Across the entries below, how many lines contain the string "Service"? Give only the count.

Rows from a dataset
┌──
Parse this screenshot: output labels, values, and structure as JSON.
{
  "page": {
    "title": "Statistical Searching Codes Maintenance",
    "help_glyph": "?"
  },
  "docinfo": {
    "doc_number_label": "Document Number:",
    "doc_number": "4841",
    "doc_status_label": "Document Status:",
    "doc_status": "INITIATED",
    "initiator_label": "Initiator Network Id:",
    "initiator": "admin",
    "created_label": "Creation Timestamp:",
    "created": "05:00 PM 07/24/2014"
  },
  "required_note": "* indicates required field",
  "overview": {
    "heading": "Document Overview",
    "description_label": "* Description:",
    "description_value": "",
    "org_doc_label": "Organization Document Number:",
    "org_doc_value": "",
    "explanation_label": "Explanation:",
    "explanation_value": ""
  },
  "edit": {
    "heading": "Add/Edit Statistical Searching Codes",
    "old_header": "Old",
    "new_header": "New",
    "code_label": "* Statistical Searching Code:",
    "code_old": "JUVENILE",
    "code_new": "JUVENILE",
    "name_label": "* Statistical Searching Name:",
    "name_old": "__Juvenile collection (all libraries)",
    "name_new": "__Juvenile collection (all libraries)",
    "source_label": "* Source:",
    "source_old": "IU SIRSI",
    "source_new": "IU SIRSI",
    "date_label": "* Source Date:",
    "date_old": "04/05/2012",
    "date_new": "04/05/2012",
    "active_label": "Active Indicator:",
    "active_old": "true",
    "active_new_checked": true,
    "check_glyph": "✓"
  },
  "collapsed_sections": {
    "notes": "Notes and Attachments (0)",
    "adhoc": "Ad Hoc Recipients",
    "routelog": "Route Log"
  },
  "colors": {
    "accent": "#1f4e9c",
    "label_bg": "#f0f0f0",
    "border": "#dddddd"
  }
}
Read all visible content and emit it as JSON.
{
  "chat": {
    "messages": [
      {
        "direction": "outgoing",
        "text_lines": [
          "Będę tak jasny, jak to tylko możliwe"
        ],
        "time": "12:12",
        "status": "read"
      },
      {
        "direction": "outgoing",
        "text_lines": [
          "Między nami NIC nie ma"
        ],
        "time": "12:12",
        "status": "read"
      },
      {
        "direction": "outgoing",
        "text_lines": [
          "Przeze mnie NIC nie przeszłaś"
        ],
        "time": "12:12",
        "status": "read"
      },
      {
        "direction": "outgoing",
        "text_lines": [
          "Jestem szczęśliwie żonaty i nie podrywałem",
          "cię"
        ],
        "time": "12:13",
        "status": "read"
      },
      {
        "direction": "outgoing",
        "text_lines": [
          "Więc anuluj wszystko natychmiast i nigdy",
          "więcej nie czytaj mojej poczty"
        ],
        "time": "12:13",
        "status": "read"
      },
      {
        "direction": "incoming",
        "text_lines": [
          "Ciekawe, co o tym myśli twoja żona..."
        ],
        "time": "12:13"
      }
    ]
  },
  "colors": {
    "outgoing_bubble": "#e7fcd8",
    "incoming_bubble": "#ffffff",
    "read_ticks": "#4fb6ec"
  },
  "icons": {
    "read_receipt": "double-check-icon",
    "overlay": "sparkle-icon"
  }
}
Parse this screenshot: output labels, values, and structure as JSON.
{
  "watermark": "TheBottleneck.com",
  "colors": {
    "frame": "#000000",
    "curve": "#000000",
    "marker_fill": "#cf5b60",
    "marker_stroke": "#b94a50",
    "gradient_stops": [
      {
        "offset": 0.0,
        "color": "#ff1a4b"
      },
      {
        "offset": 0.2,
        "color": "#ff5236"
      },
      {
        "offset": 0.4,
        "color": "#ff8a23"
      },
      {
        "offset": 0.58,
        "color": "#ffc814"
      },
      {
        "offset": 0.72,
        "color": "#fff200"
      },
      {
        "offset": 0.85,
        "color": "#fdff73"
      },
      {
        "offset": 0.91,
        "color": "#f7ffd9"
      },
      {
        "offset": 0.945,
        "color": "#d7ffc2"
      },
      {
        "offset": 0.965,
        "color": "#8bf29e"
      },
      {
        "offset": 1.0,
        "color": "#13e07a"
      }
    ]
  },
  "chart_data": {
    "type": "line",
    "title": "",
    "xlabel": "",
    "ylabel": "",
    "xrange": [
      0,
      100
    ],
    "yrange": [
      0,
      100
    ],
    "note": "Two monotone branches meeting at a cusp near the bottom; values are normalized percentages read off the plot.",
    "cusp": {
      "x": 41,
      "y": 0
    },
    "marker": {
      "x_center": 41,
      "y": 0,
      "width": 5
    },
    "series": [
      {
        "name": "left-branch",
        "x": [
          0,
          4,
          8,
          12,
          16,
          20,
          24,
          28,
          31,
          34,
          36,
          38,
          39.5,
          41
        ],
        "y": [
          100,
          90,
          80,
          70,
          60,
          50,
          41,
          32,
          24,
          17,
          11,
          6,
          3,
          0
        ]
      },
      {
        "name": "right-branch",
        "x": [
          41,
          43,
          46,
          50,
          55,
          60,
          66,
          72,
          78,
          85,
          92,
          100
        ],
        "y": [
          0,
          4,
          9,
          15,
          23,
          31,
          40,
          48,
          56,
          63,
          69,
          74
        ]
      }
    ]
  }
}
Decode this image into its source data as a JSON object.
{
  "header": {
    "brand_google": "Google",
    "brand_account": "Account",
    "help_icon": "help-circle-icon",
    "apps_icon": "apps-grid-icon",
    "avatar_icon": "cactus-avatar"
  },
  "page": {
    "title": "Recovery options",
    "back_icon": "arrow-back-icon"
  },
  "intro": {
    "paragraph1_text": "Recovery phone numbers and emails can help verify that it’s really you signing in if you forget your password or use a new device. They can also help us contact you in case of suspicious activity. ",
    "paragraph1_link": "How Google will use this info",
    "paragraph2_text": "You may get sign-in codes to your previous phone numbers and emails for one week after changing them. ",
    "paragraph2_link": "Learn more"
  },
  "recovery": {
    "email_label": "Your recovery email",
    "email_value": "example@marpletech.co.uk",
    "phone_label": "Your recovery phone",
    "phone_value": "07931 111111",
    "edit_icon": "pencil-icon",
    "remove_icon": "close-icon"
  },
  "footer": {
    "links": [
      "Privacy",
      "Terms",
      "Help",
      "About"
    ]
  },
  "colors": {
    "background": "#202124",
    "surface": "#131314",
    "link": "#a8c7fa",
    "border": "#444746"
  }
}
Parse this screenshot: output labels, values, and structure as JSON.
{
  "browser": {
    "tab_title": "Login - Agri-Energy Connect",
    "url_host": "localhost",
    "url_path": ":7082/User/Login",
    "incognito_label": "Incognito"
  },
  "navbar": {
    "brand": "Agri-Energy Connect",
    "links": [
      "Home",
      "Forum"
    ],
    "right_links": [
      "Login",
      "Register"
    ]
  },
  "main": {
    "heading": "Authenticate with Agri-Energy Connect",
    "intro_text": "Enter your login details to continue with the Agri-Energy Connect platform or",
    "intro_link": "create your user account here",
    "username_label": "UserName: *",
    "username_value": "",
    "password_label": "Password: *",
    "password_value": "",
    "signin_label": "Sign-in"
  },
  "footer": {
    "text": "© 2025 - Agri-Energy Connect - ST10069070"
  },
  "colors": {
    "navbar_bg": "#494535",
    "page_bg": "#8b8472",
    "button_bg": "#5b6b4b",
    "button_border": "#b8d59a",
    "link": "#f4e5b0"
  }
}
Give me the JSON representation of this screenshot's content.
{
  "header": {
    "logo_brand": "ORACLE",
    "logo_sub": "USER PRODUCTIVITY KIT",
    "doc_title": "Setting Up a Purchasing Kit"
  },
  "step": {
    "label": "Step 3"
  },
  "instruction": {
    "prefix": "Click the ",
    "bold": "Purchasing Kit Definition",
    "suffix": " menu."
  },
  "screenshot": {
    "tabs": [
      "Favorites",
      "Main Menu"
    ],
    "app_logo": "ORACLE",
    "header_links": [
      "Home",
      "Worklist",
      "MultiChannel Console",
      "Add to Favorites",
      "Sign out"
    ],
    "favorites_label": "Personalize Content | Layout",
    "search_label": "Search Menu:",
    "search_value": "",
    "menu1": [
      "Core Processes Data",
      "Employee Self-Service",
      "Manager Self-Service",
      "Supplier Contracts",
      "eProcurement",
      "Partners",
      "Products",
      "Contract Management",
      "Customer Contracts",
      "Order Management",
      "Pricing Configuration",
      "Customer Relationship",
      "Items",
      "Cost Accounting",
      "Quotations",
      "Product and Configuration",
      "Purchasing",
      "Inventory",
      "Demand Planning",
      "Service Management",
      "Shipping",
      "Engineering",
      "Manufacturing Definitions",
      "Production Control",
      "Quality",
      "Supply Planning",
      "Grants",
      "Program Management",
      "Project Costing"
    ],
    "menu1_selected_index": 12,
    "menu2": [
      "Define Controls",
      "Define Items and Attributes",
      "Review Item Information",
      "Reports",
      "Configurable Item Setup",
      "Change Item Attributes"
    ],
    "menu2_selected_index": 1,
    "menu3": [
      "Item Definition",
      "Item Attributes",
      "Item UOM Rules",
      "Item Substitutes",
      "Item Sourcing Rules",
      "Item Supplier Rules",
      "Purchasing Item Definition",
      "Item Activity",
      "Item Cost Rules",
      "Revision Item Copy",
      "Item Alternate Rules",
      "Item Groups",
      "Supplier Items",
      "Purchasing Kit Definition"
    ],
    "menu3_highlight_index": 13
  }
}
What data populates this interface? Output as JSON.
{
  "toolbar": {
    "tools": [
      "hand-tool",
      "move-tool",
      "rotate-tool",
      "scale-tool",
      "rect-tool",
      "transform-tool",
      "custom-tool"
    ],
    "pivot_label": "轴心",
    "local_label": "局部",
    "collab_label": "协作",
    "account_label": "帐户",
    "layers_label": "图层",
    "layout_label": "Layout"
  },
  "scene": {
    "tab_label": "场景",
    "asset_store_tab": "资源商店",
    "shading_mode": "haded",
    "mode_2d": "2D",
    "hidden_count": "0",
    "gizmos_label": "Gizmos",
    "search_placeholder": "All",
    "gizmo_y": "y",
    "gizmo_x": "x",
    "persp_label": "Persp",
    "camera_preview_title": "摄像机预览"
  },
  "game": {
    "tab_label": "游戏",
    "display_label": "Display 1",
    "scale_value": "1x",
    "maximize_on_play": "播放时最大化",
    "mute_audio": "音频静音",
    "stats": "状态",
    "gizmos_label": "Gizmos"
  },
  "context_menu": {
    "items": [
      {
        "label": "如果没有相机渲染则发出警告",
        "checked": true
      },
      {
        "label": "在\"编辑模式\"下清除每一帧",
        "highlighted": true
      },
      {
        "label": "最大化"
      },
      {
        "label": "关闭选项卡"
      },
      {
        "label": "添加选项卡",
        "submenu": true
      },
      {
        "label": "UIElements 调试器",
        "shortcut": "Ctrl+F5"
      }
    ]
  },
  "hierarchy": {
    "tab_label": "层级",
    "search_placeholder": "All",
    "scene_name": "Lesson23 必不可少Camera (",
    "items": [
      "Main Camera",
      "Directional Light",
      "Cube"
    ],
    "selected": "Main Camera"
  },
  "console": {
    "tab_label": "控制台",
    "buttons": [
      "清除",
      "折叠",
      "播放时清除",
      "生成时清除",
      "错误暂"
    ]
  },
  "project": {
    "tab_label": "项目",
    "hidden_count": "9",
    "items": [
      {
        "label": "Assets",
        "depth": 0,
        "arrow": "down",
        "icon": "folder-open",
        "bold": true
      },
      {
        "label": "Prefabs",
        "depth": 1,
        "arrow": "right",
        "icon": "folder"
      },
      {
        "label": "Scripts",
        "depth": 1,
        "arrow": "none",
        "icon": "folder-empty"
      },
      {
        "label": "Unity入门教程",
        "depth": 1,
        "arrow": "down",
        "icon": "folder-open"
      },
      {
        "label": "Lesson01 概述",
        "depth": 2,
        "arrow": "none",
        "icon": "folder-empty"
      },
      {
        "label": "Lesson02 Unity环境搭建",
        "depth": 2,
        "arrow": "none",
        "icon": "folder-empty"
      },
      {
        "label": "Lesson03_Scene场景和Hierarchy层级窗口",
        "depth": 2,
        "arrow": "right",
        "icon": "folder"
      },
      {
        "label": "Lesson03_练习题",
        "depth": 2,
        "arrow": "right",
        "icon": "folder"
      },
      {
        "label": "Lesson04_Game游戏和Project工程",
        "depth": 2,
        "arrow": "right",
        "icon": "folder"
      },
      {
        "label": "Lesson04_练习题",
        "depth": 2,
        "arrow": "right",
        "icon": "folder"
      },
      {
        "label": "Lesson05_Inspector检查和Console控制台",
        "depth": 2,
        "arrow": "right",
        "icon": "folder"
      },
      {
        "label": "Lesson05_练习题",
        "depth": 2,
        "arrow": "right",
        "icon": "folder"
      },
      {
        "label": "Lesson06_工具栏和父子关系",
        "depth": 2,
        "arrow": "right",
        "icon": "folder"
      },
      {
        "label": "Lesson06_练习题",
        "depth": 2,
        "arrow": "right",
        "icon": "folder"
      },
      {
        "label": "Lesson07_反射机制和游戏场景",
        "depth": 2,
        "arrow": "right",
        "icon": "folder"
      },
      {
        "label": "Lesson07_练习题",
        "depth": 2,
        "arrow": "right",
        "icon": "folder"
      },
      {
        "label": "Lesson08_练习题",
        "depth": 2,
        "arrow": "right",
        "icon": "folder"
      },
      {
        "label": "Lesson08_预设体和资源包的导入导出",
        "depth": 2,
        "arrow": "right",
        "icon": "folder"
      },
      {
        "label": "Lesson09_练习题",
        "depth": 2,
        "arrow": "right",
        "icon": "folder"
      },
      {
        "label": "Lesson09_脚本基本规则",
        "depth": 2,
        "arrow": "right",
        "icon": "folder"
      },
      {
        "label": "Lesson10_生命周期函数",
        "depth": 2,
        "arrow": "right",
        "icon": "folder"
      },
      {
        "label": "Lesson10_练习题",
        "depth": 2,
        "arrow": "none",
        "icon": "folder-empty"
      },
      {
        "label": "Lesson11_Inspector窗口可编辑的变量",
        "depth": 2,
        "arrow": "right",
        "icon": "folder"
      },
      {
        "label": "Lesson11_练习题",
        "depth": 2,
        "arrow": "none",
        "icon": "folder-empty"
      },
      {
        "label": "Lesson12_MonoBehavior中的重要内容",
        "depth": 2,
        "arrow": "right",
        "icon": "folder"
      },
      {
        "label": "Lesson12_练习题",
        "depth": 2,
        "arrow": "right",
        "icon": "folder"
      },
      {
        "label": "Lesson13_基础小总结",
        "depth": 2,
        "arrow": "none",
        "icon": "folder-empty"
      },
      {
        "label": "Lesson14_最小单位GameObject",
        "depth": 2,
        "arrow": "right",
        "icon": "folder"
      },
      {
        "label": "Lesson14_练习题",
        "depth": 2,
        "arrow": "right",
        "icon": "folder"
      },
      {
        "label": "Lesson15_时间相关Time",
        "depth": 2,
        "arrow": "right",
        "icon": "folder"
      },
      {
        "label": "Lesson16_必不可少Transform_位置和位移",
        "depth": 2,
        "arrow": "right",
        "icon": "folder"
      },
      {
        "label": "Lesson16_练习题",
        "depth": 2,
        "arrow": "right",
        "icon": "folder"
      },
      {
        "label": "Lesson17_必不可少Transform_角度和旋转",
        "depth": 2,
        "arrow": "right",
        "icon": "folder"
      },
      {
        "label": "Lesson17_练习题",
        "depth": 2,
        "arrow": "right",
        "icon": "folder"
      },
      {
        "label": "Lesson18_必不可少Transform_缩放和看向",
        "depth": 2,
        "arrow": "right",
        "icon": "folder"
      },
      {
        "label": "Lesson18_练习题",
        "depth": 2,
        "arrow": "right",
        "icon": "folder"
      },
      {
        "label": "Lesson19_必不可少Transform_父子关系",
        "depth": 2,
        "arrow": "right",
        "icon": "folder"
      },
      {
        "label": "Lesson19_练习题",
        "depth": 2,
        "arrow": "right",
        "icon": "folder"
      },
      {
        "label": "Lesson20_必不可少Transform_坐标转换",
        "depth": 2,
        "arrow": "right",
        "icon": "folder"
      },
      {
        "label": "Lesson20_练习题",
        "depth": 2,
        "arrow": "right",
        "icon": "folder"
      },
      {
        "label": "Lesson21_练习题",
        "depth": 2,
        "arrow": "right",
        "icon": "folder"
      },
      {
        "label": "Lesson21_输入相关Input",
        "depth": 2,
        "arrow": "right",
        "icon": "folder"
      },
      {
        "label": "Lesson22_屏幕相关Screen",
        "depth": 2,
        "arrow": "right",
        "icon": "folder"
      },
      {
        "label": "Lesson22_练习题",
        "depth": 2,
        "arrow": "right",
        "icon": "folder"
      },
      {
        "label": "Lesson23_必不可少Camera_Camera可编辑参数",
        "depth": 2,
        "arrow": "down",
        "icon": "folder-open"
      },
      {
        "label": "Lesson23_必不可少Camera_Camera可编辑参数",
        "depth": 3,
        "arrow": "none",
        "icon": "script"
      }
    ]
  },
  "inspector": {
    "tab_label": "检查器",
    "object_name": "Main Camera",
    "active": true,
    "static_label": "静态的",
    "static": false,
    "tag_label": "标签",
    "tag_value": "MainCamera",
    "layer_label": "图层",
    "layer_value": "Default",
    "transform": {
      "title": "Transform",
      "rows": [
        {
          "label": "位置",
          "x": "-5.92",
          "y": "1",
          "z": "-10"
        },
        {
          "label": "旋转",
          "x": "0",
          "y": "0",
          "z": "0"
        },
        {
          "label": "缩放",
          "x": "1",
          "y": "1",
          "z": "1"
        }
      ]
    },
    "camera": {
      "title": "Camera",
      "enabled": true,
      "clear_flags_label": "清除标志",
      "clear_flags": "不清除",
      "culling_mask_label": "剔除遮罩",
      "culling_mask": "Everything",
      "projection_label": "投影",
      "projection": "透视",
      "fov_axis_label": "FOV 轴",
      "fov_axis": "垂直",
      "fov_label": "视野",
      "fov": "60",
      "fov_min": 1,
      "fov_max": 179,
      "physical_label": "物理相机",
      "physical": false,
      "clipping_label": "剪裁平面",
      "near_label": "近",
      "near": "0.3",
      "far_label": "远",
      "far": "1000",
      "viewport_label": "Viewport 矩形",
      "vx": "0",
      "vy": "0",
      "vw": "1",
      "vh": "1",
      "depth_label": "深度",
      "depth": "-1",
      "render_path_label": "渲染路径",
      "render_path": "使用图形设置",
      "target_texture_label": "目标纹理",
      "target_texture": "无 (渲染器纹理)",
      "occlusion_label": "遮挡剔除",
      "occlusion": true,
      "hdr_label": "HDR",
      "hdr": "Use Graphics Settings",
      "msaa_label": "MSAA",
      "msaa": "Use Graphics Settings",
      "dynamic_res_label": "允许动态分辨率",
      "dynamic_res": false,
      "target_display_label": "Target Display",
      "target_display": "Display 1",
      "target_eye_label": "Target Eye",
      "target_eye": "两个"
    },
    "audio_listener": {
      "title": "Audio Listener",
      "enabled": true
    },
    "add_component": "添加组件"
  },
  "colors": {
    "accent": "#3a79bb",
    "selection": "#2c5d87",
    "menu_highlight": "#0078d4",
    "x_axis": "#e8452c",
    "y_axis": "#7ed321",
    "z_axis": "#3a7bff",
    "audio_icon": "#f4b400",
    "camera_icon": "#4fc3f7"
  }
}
└──
# Solution to this task:
3